» Stated task:
Of the lines in this listing, how many contain the word "IPSOS"? Give the number and nothing else.
**** Data excerpts
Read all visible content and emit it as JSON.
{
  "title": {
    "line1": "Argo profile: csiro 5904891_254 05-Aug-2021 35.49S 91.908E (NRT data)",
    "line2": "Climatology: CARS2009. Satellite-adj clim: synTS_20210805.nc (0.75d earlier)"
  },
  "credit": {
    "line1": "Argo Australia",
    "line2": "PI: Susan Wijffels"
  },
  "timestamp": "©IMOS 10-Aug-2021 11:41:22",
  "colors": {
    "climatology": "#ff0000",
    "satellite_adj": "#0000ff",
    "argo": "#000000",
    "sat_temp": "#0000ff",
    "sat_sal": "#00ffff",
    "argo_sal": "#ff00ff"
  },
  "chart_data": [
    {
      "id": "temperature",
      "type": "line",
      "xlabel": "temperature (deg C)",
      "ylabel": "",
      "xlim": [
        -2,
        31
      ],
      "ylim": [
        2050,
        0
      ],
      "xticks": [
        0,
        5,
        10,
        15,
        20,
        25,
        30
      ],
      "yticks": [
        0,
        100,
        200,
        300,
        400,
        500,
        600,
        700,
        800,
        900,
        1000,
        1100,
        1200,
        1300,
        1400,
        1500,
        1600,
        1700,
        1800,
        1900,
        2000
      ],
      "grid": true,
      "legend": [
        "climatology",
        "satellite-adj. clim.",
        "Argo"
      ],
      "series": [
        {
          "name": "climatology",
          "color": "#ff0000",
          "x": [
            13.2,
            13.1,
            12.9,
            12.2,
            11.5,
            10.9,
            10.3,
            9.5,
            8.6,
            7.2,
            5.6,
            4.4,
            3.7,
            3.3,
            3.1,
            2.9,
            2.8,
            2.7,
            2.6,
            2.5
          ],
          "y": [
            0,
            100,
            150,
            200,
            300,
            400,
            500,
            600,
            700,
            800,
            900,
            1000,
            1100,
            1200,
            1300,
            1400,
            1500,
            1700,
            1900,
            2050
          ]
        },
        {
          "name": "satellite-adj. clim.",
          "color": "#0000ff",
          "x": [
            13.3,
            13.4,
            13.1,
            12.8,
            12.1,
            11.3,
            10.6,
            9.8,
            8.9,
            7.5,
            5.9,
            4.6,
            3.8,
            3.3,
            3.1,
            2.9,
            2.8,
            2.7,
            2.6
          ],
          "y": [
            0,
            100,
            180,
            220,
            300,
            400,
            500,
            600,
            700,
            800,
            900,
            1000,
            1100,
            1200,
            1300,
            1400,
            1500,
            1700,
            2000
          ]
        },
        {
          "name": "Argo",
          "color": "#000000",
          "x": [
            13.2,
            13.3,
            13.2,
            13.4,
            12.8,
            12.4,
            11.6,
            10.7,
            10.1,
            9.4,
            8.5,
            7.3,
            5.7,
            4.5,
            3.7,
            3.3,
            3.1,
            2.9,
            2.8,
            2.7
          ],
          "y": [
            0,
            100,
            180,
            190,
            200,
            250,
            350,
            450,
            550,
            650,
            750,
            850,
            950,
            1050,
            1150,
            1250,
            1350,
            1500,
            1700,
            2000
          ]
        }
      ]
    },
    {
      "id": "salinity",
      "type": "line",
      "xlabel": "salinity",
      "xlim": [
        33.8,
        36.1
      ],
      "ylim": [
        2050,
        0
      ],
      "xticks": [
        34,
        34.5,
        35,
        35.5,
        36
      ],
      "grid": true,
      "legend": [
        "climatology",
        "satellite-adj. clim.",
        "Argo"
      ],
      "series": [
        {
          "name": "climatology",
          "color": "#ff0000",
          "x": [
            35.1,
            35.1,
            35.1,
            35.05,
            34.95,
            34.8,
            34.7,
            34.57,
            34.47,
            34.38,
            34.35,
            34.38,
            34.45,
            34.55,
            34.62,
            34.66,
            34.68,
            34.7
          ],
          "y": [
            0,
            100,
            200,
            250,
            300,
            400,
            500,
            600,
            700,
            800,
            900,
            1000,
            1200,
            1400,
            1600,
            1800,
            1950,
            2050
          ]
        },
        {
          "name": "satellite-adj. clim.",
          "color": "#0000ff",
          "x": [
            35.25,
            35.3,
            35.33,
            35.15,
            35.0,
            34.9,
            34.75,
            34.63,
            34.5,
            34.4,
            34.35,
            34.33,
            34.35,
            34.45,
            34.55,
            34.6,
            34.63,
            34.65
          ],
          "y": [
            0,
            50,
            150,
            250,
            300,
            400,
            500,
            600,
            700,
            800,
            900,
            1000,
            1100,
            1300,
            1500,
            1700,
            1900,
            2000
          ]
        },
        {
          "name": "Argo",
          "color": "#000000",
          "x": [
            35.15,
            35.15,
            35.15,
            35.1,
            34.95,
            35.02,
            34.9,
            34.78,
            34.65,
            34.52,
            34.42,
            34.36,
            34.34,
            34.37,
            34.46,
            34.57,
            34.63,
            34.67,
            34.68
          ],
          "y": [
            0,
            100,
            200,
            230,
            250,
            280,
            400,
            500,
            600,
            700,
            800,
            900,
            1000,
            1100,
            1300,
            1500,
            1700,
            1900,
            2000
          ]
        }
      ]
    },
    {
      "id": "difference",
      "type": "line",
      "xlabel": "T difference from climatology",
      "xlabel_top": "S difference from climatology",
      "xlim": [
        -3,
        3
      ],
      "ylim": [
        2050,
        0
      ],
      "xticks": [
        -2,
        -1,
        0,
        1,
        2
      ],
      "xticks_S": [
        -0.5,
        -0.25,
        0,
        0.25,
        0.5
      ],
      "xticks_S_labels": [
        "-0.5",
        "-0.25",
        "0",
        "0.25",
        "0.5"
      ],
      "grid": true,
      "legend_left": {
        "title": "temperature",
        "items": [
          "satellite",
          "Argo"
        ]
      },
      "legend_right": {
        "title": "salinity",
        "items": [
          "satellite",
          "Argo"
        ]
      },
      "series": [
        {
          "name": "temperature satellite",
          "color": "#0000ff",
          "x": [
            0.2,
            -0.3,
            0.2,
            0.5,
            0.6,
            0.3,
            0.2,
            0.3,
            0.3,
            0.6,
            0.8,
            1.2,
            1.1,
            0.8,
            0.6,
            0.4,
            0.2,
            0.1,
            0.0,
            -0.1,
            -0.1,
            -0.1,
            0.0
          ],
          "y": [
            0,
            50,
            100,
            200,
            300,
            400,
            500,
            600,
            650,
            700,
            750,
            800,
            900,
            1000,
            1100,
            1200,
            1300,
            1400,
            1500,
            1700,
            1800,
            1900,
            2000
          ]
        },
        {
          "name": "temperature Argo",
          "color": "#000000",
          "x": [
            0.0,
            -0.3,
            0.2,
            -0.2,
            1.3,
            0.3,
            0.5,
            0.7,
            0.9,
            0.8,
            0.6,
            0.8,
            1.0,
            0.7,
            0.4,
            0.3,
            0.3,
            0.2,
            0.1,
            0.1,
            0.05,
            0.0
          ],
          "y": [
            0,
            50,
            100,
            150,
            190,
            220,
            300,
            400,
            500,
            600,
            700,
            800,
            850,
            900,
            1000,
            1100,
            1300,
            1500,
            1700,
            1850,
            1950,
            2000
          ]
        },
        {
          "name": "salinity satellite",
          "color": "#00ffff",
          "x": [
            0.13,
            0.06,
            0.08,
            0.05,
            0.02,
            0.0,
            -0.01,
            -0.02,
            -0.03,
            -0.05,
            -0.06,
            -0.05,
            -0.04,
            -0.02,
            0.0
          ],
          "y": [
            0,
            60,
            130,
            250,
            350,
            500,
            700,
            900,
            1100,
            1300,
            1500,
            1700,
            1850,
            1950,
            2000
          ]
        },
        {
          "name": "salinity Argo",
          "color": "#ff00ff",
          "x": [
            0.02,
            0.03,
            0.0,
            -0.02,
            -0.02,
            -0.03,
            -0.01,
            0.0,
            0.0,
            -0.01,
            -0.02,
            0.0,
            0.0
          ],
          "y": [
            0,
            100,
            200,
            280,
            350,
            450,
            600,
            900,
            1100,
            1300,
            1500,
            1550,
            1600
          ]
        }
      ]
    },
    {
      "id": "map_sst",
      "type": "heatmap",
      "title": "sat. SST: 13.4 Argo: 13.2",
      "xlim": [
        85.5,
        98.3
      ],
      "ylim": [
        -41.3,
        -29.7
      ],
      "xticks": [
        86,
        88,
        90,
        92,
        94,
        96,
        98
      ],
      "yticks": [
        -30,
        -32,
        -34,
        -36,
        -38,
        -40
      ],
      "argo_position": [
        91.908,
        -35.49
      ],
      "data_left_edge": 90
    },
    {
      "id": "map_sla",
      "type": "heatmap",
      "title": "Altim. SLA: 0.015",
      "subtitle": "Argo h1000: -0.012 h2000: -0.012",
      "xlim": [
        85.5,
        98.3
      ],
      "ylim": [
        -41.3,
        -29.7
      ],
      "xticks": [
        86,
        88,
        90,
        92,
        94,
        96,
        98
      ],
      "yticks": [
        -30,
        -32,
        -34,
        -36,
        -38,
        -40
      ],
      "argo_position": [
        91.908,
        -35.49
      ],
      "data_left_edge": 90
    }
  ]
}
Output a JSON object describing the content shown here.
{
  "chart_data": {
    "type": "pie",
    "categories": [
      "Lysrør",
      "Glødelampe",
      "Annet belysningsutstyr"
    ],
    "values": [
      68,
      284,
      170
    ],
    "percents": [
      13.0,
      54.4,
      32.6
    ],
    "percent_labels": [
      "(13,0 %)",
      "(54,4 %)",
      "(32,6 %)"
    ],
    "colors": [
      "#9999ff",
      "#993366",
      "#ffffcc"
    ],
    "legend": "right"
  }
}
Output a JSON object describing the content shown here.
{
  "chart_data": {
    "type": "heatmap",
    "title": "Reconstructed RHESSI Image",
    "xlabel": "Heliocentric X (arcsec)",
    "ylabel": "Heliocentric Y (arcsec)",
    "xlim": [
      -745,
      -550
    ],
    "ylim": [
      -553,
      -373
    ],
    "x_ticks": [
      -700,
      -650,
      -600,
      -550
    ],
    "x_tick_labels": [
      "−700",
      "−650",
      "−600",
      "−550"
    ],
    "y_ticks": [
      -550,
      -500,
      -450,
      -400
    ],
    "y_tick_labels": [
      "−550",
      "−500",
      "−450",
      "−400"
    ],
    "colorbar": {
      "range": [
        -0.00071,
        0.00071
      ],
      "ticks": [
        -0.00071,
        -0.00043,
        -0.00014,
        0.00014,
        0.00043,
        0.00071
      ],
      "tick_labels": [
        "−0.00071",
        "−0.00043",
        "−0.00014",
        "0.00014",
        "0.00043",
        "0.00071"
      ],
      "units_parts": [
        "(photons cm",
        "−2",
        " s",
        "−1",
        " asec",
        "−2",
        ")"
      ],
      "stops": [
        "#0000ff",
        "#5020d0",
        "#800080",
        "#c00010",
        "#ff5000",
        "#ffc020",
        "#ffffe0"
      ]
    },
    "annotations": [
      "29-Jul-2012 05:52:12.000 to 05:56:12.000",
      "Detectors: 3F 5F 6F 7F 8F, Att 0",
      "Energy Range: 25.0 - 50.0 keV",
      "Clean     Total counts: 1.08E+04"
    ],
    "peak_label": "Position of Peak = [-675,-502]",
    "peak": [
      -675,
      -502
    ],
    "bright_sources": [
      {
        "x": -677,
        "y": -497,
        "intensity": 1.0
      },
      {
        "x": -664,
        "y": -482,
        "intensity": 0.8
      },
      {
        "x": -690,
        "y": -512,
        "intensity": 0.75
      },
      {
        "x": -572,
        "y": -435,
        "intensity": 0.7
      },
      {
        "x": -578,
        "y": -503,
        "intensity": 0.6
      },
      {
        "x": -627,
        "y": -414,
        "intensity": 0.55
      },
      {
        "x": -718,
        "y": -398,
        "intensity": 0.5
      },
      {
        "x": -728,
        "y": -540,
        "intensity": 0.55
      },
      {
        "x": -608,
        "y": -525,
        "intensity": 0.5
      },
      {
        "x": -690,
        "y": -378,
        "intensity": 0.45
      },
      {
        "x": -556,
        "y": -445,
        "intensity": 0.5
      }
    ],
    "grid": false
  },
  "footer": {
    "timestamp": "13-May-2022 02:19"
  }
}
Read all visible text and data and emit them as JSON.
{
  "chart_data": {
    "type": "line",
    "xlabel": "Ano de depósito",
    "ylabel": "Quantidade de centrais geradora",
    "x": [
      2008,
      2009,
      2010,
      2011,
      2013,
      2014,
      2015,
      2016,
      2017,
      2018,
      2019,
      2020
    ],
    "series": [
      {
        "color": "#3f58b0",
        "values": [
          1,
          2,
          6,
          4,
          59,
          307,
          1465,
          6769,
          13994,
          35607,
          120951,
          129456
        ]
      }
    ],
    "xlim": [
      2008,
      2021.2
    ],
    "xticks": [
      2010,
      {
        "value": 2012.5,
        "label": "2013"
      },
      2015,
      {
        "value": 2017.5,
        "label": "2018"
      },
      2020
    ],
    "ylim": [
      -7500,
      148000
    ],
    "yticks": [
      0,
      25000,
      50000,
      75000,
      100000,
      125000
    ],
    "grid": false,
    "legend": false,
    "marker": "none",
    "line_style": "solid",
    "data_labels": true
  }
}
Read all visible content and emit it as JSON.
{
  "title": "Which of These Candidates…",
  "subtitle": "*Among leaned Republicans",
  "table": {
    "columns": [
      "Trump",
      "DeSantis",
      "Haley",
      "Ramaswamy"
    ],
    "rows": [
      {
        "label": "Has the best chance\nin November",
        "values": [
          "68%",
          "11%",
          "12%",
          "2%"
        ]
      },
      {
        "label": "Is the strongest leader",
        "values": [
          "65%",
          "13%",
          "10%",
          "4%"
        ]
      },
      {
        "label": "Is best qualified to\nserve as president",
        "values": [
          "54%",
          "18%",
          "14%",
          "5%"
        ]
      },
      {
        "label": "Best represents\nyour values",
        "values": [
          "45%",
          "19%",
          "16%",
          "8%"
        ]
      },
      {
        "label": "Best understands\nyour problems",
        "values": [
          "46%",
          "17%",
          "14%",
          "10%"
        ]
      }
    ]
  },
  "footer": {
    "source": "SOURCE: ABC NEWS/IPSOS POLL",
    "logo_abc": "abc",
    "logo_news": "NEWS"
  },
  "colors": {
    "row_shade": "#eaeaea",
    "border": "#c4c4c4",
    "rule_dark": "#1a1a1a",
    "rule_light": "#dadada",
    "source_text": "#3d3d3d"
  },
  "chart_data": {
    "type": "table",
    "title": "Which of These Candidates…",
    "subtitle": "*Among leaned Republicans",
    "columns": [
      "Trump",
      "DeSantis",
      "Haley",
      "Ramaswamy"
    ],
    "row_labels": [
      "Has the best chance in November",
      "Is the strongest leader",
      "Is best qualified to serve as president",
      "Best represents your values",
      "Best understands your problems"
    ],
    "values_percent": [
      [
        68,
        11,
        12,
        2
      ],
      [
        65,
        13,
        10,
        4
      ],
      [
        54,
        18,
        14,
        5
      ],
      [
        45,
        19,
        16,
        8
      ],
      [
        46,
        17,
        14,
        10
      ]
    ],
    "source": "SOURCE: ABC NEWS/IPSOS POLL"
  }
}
********
» Exercise solution:
2